**Exercise description**
Restate the listing that follows word for word, without its pictures.

--- --- ---

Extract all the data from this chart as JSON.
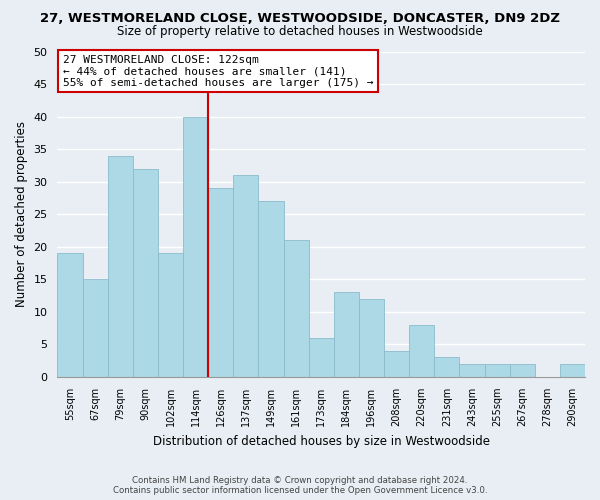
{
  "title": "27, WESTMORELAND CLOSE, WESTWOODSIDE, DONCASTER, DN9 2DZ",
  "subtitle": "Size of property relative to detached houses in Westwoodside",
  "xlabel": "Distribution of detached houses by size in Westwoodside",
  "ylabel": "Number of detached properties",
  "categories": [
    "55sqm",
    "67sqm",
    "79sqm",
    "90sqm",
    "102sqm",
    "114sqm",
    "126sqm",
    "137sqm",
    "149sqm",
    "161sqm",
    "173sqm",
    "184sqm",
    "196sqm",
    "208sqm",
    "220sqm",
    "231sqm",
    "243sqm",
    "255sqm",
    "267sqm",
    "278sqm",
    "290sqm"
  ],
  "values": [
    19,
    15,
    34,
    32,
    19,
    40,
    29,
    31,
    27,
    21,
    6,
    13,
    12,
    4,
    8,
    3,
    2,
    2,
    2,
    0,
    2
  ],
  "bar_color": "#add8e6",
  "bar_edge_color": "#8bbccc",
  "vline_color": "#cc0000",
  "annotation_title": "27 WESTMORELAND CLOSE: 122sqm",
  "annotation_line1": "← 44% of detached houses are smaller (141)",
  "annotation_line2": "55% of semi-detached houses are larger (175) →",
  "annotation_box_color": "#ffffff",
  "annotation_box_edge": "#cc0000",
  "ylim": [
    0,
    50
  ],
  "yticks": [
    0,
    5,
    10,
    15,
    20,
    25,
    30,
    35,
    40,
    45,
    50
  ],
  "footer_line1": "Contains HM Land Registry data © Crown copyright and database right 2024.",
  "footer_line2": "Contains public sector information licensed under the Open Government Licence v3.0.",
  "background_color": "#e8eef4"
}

--- --- ---

**Answer to this problem**
Extract all the data from this chart as JSON.
{
  "title": "27, WESTMORELAND CLOSE, WESTWOODSIDE, DONCASTER, DN9 2DZ",
  "subtitle": "Size of property relative to detached houses in Westwoodside",
  "xlabel": "Distribution of detached houses by size in Westwoodside",
  "ylabel": "Number of detached properties",
  "categories": [
    "55sqm",
    "67sqm",
    "79sqm",
    "90sqm",
    "102sqm",
    "114sqm",
    "126sqm",
    "137sqm",
    "149sqm",
    "161sqm",
    "173sqm",
    "184sqm",
    "196sqm",
    "208sqm",
    "220sqm",
    "231sqm",
    "243sqm",
    "255sqm",
    "267sqm",
    "278sqm",
    "290sqm"
  ],
  "values": [
    19,
    15,
    34,
    32,
    19,
    40,
    29,
    31,
    27,
    21,
    6,
    13,
    12,
    4,
    8,
    3,
    2,
    2,
    2,
    0,
    2
  ],
  "bar_color": "#add8e6",
  "bar_edge_color": "#8bbccc",
  "vline_color": "#cc0000",
  "annotation_title": "27 WESTMORELAND CLOSE: 122sqm",
  "annotation_line1": "← 44% of detached houses are smaller (141)",
  "annotation_line2": "55% of semi-detached houses are larger (175) →",
  "annotation_box_color": "#ffffff",
  "annotation_box_edge": "#cc0000",
  "ylim": [
    0,
    50
  ],
  "yticks": [
    0,
    5,
    10,
    15,
    20,
    25,
    30,
    35,
    40,
    45,
    50
  ],
  "footer_line1": "Contains HM Land Registry data © Crown copyright and database right 2024.",
  "footer_line2": "Contains public sector information licensed under the Open Government Licence v3.0.",
  "background_color": "#e8eef4"
}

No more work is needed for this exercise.